> [Exercise prompt]
Every record below is to be retyped exactly.

### Excerpted records ###

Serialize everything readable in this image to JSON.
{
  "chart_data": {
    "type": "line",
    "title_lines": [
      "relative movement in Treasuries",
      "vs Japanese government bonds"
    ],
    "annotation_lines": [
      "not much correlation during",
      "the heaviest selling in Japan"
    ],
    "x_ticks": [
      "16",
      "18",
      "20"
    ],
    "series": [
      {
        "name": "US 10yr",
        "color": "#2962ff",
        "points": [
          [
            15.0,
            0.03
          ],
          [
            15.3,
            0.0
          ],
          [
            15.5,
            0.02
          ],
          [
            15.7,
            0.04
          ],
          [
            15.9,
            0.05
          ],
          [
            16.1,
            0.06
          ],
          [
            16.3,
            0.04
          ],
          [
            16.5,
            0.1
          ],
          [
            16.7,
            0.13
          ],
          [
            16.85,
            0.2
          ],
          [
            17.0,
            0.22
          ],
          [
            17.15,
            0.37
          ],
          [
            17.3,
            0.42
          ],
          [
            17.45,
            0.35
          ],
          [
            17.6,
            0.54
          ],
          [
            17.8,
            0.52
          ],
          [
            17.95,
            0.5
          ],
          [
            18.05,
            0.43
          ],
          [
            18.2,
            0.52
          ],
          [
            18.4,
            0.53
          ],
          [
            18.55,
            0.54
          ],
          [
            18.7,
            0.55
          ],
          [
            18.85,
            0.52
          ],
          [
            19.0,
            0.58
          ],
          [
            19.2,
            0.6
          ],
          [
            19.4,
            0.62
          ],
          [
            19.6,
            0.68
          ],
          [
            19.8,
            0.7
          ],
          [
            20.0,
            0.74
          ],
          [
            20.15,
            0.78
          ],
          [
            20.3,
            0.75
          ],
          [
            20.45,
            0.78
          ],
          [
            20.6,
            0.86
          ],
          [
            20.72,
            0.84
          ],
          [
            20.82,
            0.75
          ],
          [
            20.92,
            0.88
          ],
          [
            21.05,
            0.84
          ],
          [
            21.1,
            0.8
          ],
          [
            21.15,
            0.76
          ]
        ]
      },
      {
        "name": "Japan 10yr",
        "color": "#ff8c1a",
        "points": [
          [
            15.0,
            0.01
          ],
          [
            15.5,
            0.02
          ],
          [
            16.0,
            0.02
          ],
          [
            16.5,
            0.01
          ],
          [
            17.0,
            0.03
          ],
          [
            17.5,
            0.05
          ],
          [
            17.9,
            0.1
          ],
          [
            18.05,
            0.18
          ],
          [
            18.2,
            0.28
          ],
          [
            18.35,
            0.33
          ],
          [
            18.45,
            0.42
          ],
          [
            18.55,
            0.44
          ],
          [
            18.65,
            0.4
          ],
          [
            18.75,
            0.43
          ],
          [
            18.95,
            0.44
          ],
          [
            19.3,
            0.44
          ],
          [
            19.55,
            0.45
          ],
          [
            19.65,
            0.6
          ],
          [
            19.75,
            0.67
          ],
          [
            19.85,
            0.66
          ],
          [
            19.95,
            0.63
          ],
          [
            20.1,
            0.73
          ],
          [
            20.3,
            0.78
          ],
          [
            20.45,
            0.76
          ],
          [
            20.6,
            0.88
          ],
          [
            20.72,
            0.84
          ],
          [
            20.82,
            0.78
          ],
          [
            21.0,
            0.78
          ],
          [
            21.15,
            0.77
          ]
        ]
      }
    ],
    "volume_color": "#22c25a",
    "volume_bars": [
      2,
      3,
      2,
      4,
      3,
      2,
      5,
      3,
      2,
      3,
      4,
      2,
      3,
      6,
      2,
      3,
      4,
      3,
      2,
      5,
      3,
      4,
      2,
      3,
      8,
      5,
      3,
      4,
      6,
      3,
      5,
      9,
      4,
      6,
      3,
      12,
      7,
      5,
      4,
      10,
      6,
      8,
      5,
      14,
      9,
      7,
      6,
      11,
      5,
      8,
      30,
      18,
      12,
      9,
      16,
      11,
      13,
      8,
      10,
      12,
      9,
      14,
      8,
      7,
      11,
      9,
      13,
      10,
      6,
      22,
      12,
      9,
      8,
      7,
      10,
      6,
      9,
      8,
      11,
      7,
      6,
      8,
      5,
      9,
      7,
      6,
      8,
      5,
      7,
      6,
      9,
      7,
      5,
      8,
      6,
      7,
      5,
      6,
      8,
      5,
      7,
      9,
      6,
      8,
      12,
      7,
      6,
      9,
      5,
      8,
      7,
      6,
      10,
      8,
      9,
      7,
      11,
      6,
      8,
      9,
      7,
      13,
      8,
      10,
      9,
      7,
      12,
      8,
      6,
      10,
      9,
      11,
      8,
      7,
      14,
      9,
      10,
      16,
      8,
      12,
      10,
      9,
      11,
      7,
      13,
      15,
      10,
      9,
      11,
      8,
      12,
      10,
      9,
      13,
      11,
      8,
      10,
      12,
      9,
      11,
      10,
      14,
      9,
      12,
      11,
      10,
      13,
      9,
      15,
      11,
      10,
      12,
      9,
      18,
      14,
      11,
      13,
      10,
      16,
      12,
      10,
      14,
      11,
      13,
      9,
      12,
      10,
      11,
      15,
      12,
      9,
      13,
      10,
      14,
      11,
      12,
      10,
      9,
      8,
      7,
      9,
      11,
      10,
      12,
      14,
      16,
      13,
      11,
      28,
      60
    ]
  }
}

###

> [Reply to the task]
Serialize everything readable in this image to JSON.
{
  "chart_data": {
    "type": "line",
    "title_lines": [
      "relative movement in Treasuries",
      "vs Japanese government bonds"
    ],
    "annotation_lines": [
      "not much correlation during",
      "the heaviest selling in Japan"
    ],
    "x_ticks": [
      "16",
      "18",
      "20"
    ],
    "series": [
      {
        "name": "US 10yr",
        "color": "#2962ff",
        "points": [
          [
            15.0,
            0.03
          ],
          [
            15.3,
            0.0
          ],
          [
            15.5,
            0.02
          ],
          [
            15.7,
            0.04
          ],
          [
            15.9,
            0.05
          ],
          [
            16.1,
            0.06
          ],
          [
            16.3,
            0.04
          ],
          [
            16.5,
            0.1
          ],
          [
            16.7,
            0.13
          ],
          [
            16.85,
            0.2
          ],
          [
            17.0,
            0.22
          ],
          [
            17.15,
            0.37
          ],
          [
            17.3,
            0.42
          ],
          [
            17.45,
            0.35
          ],
          [
            17.6,
            0.54
          ],
          [
            17.8,
            0.52
          ],
          [
            17.95,
            0.5
          ],
          [
            18.05,
            0.43
          ],
          [
            18.2,
            0.52
          ],
          [
            18.4,
            0.53
          ],
          [
            18.55,
            0.54
          ],
          [
            18.7,
            0.55
          ],
          [
            18.85,
            0.52
          ],
          [
            19.0,
            0.58
          ],
          [
            19.2,
            0.6
          ],
          [
            19.4,
            0.62
          ],
          [
            19.6,
            0.68
          ],
          [
            19.8,
            0.7
          ],
          [
            20.0,
            0.74
          ],
          [
            20.15,
            0.78
          ],
          [
            20.3,
            0.75
          ],
          [
            20.45,
            0.78
          ],
          [
            20.6,
            0.86
          ],
          [
            20.72,
            0.84
          ],
          [
            20.82,
            0.75
          ],
          [
            20.92,
            0.88
          ],
          [
            21.05,
            0.84
          ],
          [
            21.1,
            0.8
          ],
          [
            21.15,
            0.76
          ]
        ]
      },
      {
        "name": "Japan 10yr",
        "color": "#ff8c1a",
        "points": [
          [
            15.0,
            0.01
          ],
          [
            15.5,
            0.02
          ],
          [
            16.0,
            0.02
          ],
          [
            16.5,
            0.01
          ],
          [
            17.0,
            0.03
          ],
          [
            17.5,
            0.05
          ],
          [
            17.9,
            0.1
          ],
          [
            18.05,
            0.18
          ],
          [
            18.2,
            0.28
          ],
          [
            18.35,
            0.33
          ],
          [
            18.45,
            0.42
          ],
          [
            18.55,
            0.44
          ],
          [
            18.65,
            0.4
          ],
          [
            18.75,
            0.43
          ],
          [
            18.95,
            0.44
          ],
          [
            19.3,
            0.44
          ],
          [
            19.55,
            0.45
          ],
          [
            19.65,
            0.6
          ],
          [
            19.75,
            0.67
          ],
          [
            19.85,
            0.66
          ],
          [
            19.95,
            0.63
          ],
          [
            20.1,
            0.73
          ],
          [
            20.3,
            0.78
          ],
          [
            20.45,
            0.76
          ],
          [
            20.6,
            0.88
          ],
          [
            20.72,
            0.84
          ],
          [
            20.82,
            0.78
          ],
          [
            21.0,
            0.78
          ],
          [
            21.15,
            0.77
          ]
        ]
      }
    ],
    "volume_color": "#22c25a",
    "volume_bars": [
      2,
      3,
      2,
      4,
      3,
      2,
      5,
      3,
      2,
      3,
      4,
      2,
      3,
      6,
      2,
      3,
      4,
      3,
      2,
      5,
      3,
      4,
      2,
      3,
      8,
      5,
      3,
      4,
      6,
      3,
      5,
      9,
      4,
      6,
      3,
      12,
      7,
      5,
      4,
      10,
      6,
      8,
      5,
      14,
      9,
      7,
      6,
      11,
      5,
      8,
      30,
      18,
      12,
      9,
      16,
      11,
      13,
      8,
      10,
      12,
      9,
      14,
      8,
      7,
      11,
      9,
      13,
      10,
      6,
      22,
      12,
      9,
      8,
      7,
      10,
      6,
      9,
      8,
      11,
      7,
      6,
      8,
      5,
      9,
      7,
      6,
      8,
      5,
      7,
      6,
      9,
      7,
      5,
      8,
      6,
      7,
      5,
      6,
      8,
      5,
      7,
      9,
      6,
      8,
      12,
      7,
      6,
      9,
      5,
      8,
      7,
      6,
      10,
      8,
      9,
      7,
      11,
      6,
      8,
      9,
      7,
      13,
      8,
      10,
      9,
      7,
      12,
      8,
      6,
      10,
      9,
      11,
      8,
      7,
      14,
      9,
      10,
      16,
      8,
      12,
      10,
      9,
      11,
      7,
      13,
      15,
      10,
      9,
      11,
      8,
      12,
      10,
      9,
      13,
      11,
      8,
      10,
      12,
      9,
      11,
      10,
      14,
      9,
      12,
      11,
      10,
      13,
      9,
      15,
      11,
      10,
      12,
      9,
      18,
      14,
      11,
      13,
      10,
      16,
      12,
      10,
      14,
      11,
      13,
      9,
      12,
      10,
      11,
      15,
      12,
      9,
      13,
      10,
      14,
      11,
      12,
      10,
      9,
      8,
      7,
      9,
      11,
      10,
      12,
      14,
      16,
      13,
      11,
      28,
      60
    ]
  }
}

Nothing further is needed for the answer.